▸ Task statement:
Reproduce every entry exactly and leave its pictures out.

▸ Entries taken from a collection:

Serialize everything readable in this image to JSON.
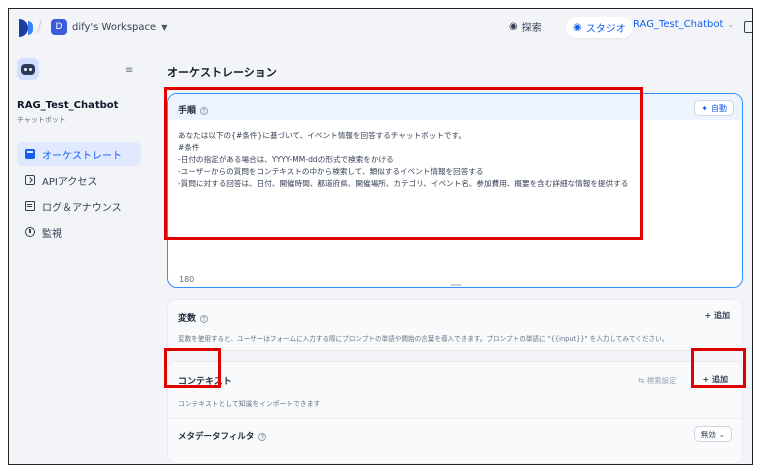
{
  "topbar": {
    "workspace_initial": "D",
    "workspace_name": "dify's Workspace",
    "nav_explore": "探索",
    "nav_studio": "スタジオ",
    "current_app": "RAG_Test_Chatbot"
  },
  "sidebar": {
    "app_name": "RAG_Test_Chatbot",
    "app_type": "チャットボット",
    "items": [
      {
        "label": "オーケストレート"
      },
      {
        "label": "APIアクセス"
      },
      {
        "label": "ログ＆アナウンス"
      },
      {
        "label": "監視"
      }
    ]
  },
  "main": {
    "title": "オーケストレーション",
    "instruction": {
      "label": "手順",
      "auto_button": "自動",
      "lines": [
        "あなたは以下の{#条件}に基づいて、イベント情報を回答するチャットボットです。",
        "#条件",
        "-日付の指定がある場合は、YYYY-MM-ddの形式で検索をかける",
        "-ユーザーからの質問をコンテキストの中から検索して、類似するイベント情報を回答する",
        "-質問に対する回答は、日付、開催時間、都道府県、開催場所、カテゴリ、イベント名、参加費用、概要を含む詳細な情報を提供する"
      ],
      "char_count": "180"
    },
    "variables": {
      "title": "変数",
      "add_label": "+ 追加",
      "description": "変数を使用すると、ユーザーはフォームに入力する際にプロンプトの単語や開始の言葉を導入できます。プロンプトの単語に \"{{input}}\" を入力してみてください。"
    },
    "context": {
      "title": "コンテキスト",
      "settings_label": "検索設定",
      "add_label": "+ 追加",
      "description": "コンテキストとして知識をインポートできます",
      "metadata_filter_label": "メタデータフィルタ",
      "metadata_filter_value": "無効"
    }
  },
  "highlight_color": "#e00000",
  "accent_color": "#155eef"
}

▸ Full response:
Serialize everything readable in this image to JSON.
{
  "topbar": {
    "workspace_initial": "D",
    "workspace_name": "dify's Workspace",
    "nav_explore": "探索",
    "nav_studio": "スタジオ",
    "current_app": "RAG_Test_Chatbot"
  },
  "sidebar": {
    "app_name": "RAG_Test_Chatbot",
    "app_type": "チャットボット",
    "items": [
      {
        "label": "オーケストレート"
      },
      {
        "label": "APIアクセス"
      },
      {
        "label": "ログ＆アナウンス"
      },
      {
        "label": "監視"
      }
    ]
  },
  "main": {
    "title": "オーケストレーション",
    "instruction": {
      "label": "手順",
      "auto_button": "自動",
      "lines": [
        "あなたは以下の{#条件}に基づいて、イベント情報を回答するチャットボットです。",
        "#条件",
        "-日付の指定がある場合は、YYYY-MM-ddの形式で検索をかける",
        "-ユーザーからの質問をコンテキストの中から検索して、類似するイベント情報を回答する",
        "-質問に対する回答は、日付、開催時間、都道府県、開催場所、カテゴリ、イベント名、参加費用、概要を含む詳細な情報を提供する"
      ],
      "char_count": "180"
    },
    "variables": {
      "title": "変数",
      "add_label": "+ 追加",
      "description": "変数を使用すると、ユーザーはフォームに入力する際にプロンプトの単語や開始の言葉を導入できます。プロンプトの単語に \"{{input}}\" を入力してみてください。"
    },
    "context": {
      "title": "コンテキスト",
      "settings_label": "検索設定",
      "add_label": "+ 追加",
      "description": "コンテキストとして知識をインポートできます",
      "metadata_filter_label": "メタデータフィルタ",
      "metadata_filter_value": "無効"
    }
  },
  "highlight_color": "#e00000",
  "accent_color": "#155eef"
}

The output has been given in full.